#### Stored data:
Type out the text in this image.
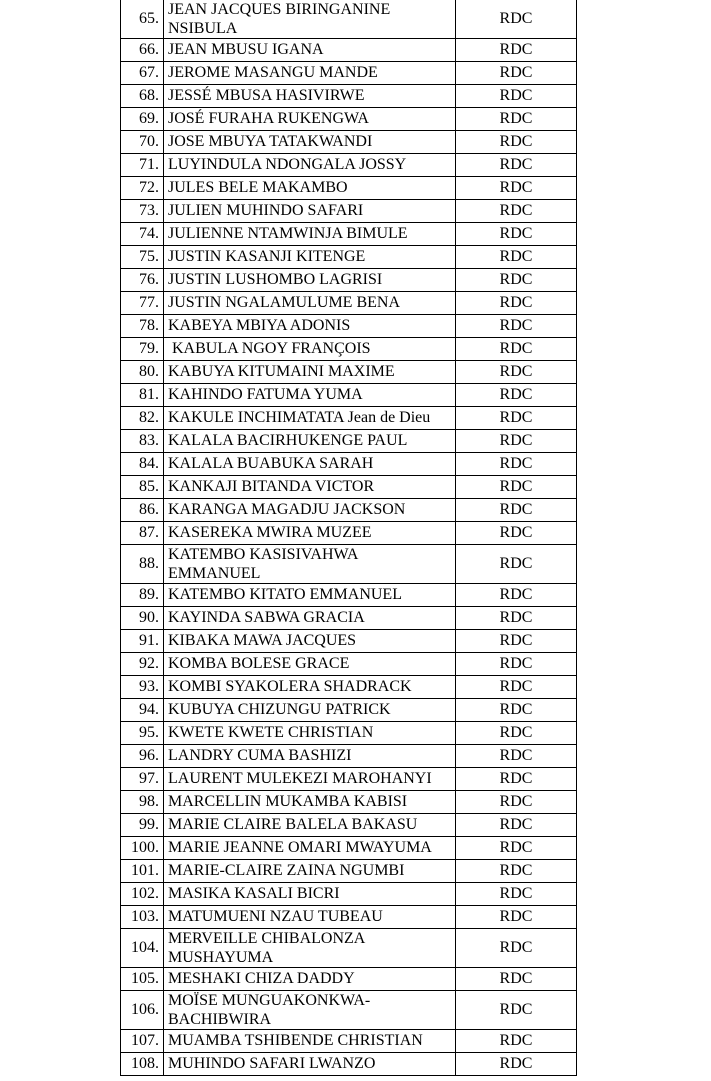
65.	JEAN JACQUES BIRINGANINE
NSIBULA	RDC
66.	JEAN MBUSU IGANA	RDC
67.	JEROME MASANGU MANDE	RDC
68.	JESSÉ MBUSA HASIVIRWE	RDC
69.	JOSÉ FURAHA RUKENGWA	RDC
70.	JOSE MBUYA TATAKWANDI	RDC
71.	LUYINDULA NDONGALA JOSSY	RDC
72.	JULES BELE MAKAMBO	RDC
73.	JULIEN MUHINDO SAFARI	RDC
74.	JULIENNE NTAMWINJA BIMULE	RDC
75.	JUSTIN KASANJI KITENGE	RDC
76.	JUSTIN LUSHOMBO LAGRISI	RDC
77.	JUSTIN NGALAMULUME BENA	RDC
78.	KABEYA MBIYA ADONIS	RDC
79.	KABULA NGOY FRANÇOIS	RDC
80.	KABUYA KITUMAINI MAXIME	RDC
81.	KAHINDO FATUMA YUMA	RDC
82.	KAKULE INCHIMATATA Jean de Dieu	RDC
83.	KALALA BACIRHUKENGE PAUL	RDC
84.	KALALA BUABUKA SARAH	RDC
85.	KANKAJI BITANDA VICTOR	RDC
86.	KARANGA MAGADJU JACKSON	RDC
87.	KASEREKA MWIRA MUZEE	RDC
88.	KATEMBO KASISIVAHWA
EMMANUEL	RDC
89.	KATEMBO KITATO EMMANUEL	RDC
90.	KAYINDA SABWA GRACIA	RDC
91.	KIBAKA MAWA JACQUES	RDC
92.	KOMBA BOLESE GRACE	RDC
93.	KOMBI SYAKOLERA SHADRACK	RDC
94.	KUBUYA CHIZUNGU PATRICK	RDC
95.	KWETE KWETE CHRISTIAN	RDC
96.	LANDRY CUMA BASHIZI	RDC
97.	LAURENT MULEKEZI MAROHANYI	RDC
98.	MARCELLIN MUKAMBA KABISI	RDC
99.	MARIE CLAIRE BALELA BAKASU	RDC
100.	MARIE JEANNE OMARI MWAYUMA	RDC
101.	MARIE-CLAIRE ZAINA NGUMBI	RDC
102.	MASIKA KASALI BICRI	RDC
103.	MATUMUENI NZAU TUBEAU	RDC
104.	MERVEILLE CHIBALONZA
MUSHAYUMA	RDC
105.	MESHAKI CHIZA DADDY	RDC
106.	MOÏSE MUNGUAKONKWA-
BACHIBWIRA	RDC
107.	MUAMBA TSHIBENDE CHRISTIAN	RDC
108.	MUHINDO SAFARI LWANZO	RDC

#### WHAT THE TASK ASKS:
Return the material word for word. Pictures are not part of the copy.

#### FINISHED ANSWER:
Type out the text in this image.
65.	JEAN JACQUES BIRINGANINE
NSIBULA	RDC
66.	JEAN MBUSU IGANA	RDC
67.	JEROME MASANGU MANDE	RDC
68.	JESSÉ MBUSA HASIVIRWE	RDC
69.	JOSÉ FURAHA RUKENGWA	RDC
70.	JOSE MBUYA TATAKWANDI	RDC
71.	LUYINDULA NDONGALA JOSSY	RDC
72.	JULES BELE MAKAMBO	RDC
73.	JULIEN MUHINDO SAFARI	RDC
74.	JULIENNE NTAMWINJA BIMULE	RDC
75.	JUSTIN KASANJI KITENGE	RDC
76.	JUSTIN LUSHOMBO LAGRISI	RDC
77.	JUSTIN NGALAMULUME BENA	RDC
78.	KABEYA MBIYA ADONIS	RDC
79.	KABULA NGOY FRANÇOIS	RDC
80.	KABUYA KITUMAINI MAXIME	RDC
81.	KAHINDO FATUMA YUMA	RDC
82.	KAKULE INCHIMATATA Jean de Dieu	RDC
83.	KALALA BACIRHUKENGE PAUL	RDC
84.	KALALA BUABUKA SARAH	RDC
85.	KANKAJI BITANDA VICTOR	RDC
86.	KARANGA MAGADJU JACKSON	RDC
87.	KASEREKA MWIRA MUZEE	RDC
88.	KATEMBO KASISIVAHWA
EMMANUEL	RDC
89.	KATEMBO KITATO EMMANUEL	RDC
90.	KAYINDA SABWA GRACIA	RDC
91.	KIBAKA MAWA JACQUES	RDC
92.	KOMBA BOLESE GRACE	RDC
93.	KOMBI SYAKOLERA SHADRACK	RDC
94.	KUBUYA CHIZUNGU PATRICK	RDC
95.	KWETE KWETE CHRISTIAN	RDC
96.	LANDRY CUMA BASHIZI	RDC
97.	LAURENT MULEKEZI MAROHANYI	RDC
98.	MARCELLIN MUKAMBA KABISI	RDC
99.	MARIE CLAIRE BALELA BAKASU	RDC
100.	MARIE JEANNE OMARI MWAYUMA	RDC
101.	MARIE-CLAIRE ZAINA NGUMBI	RDC
102.	MASIKA KASALI BICRI	RDC
103.	MATUMUENI NZAU TUBEAU	RDC
104.	MERVEILLE CHIBALONZA
MUSHAYUMA	RDC
105.	MESHAKI CHIZA DADDY	RDC
106.	MOÏSE MUNGUAKONKWA-
BACHIBWIRA	RDC
107.	MUAMBA TSHIBENDE CHRISTIAN	RDC
108.	MUHINDO SAFARI LWANZO	RDC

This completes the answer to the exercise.